→ Material provided
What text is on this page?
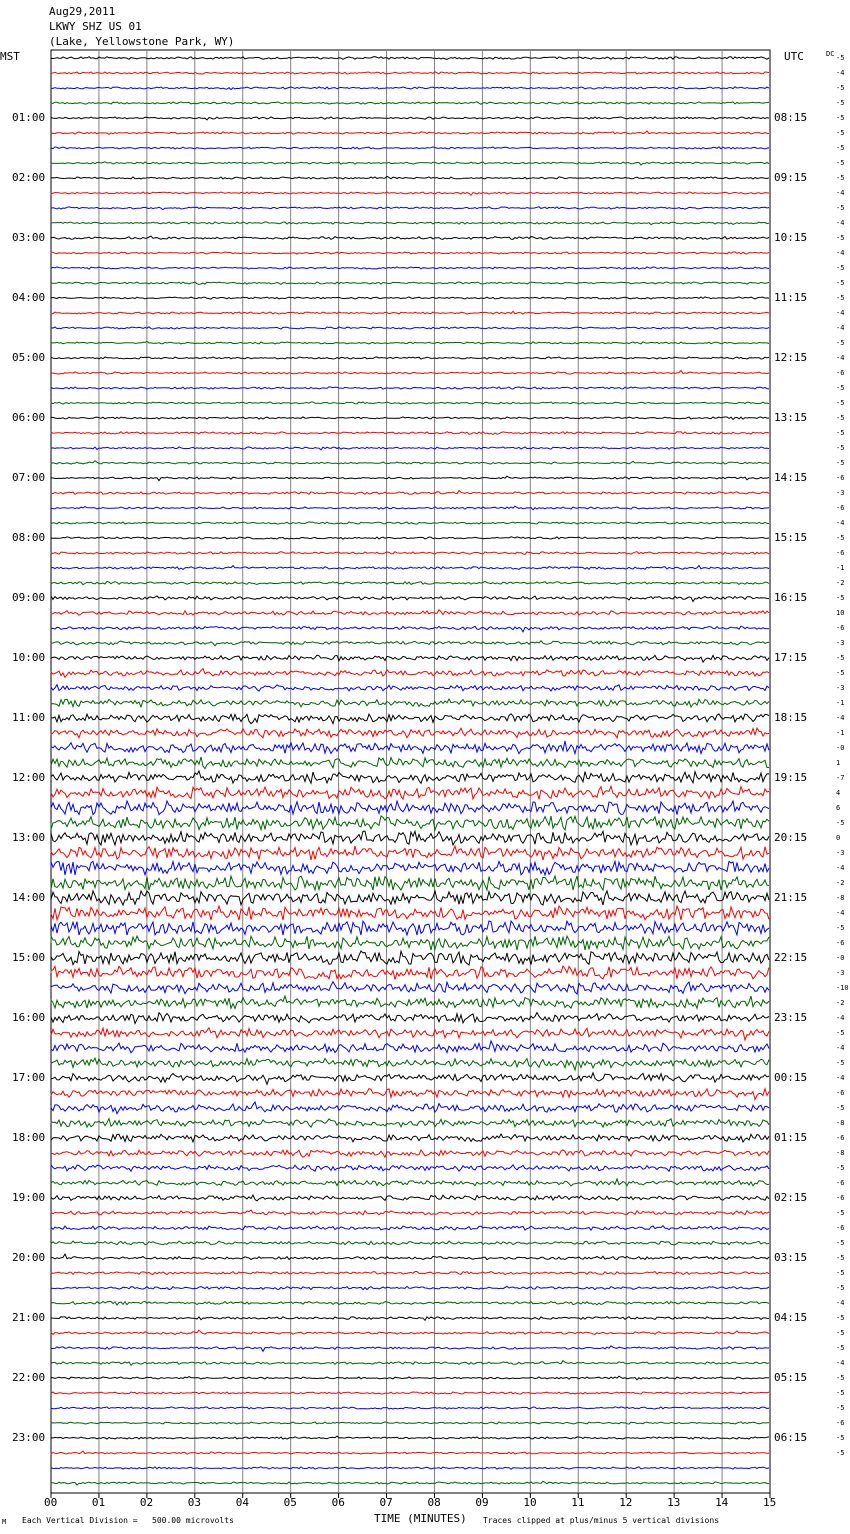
Aug29,2011
LKWY SHZ US 01
(Lake, Yellowstone Park, WY)
MST	UTC	DC
00	01	02	03	04	05	06	07	08	09	10	11	12	13	14	15
01:00
02:00
03:00
04:00
05:00
06:00
07:00
08:00
09:00
10:00
11:00
12:00
13:00
14:00
15:00
16:00
17:00
18:00
19:00
20:00
21:00
22:00
23:00
08:15
09:15
10:15
11:15
12:15
13:15
14:15
15:15
16:15
17:15
18:15
19:15
20:15
21:15
22:15
23:15
00:15
01:15
02:15
03:15
04:15
05:15
06:15
-5
-4
-5
-5
-5
-5
-5
-5
-5
-4
-5
-4
-5
-4
-5
-5
-5
-4
-4
-5
-4
-6
-5
-5
-5
-5
-5
-5
-6
-3
-6
-4
-5
-6
-1
-2
-5
10
-6
-3
-5
-5
-3
-1
-4
-1
-0
1
-7
4
6
-5
0
-3
-4
-2
-8
-4
-5
-6
-0
-3
-10
-2
-4
-5
-4
-5
-4
-6
-5
-8
-6
-8
-5
-6
-6
-5
-6
-5
-5
-5
-5
-4
-5
-5
-5
-4
-5
-5
-5
-6
-5
-5
M Each Vertical Division =   500.00 microvolts	TIME (MINUTES) Traces clipped at plus/minus 5 vertical divisions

→ Brief
Set the listing down in full and exactly. Pictures within it should not appear in the copy.

→ Result below
What text is on this page?
Aug29,2011
LKWY SHZ US 01
(Lake, Yellowstone Park, WY)
MST	UTC	DC
00	01	02	03	04	05	06	07	08	09	10	11	12	13	14	15
01:00
02:00
03:00
04:00
05:00
06:00
07:00
08:00
09:00
10:00
11:00
12:00
13:00
14:00
15:00
16:00
17:00
18:00
19:00
20:00
21:00
22:00
23:00
08:15
09:15
10:15
11:15
12:15
13:15
14:15
15:15
16:15
17:15
18:15
19:15
20:15
21:15
22:15
23:15
00:15
01:15
02:15
03:15
04:15
05:15
06:15
-5
-4
-5
-5
-5
-5
-5
-5
-5
-4
-5
-4
-5
-4
-5
-5
-5
-4
-4
-5
-4
-6
-5
-5
-5
-5
-5
-5
-6
-3
-6
-4
-5
-6
-1
-2
-5
10
-6
-3
-5
-5
-3
-1
-4
-1
-0
1
-7
4
6
-5
0
-3
-4
-2
-8
-4
-5
-6
-0
-3
-10
-2
-4
-5
-4
-5
-4
-6
-5
-8
-6
-8
-5
-6
-6
-5
-6
-5
-5
-5
-5
-4
-5
-5
-5
-4
-5
-5
-5
-6
-5
-5
M Each Vertical Division =   500.00 microvolts	TIME (MINUTES) Traces clipped at plus/minus 5 vertical divisions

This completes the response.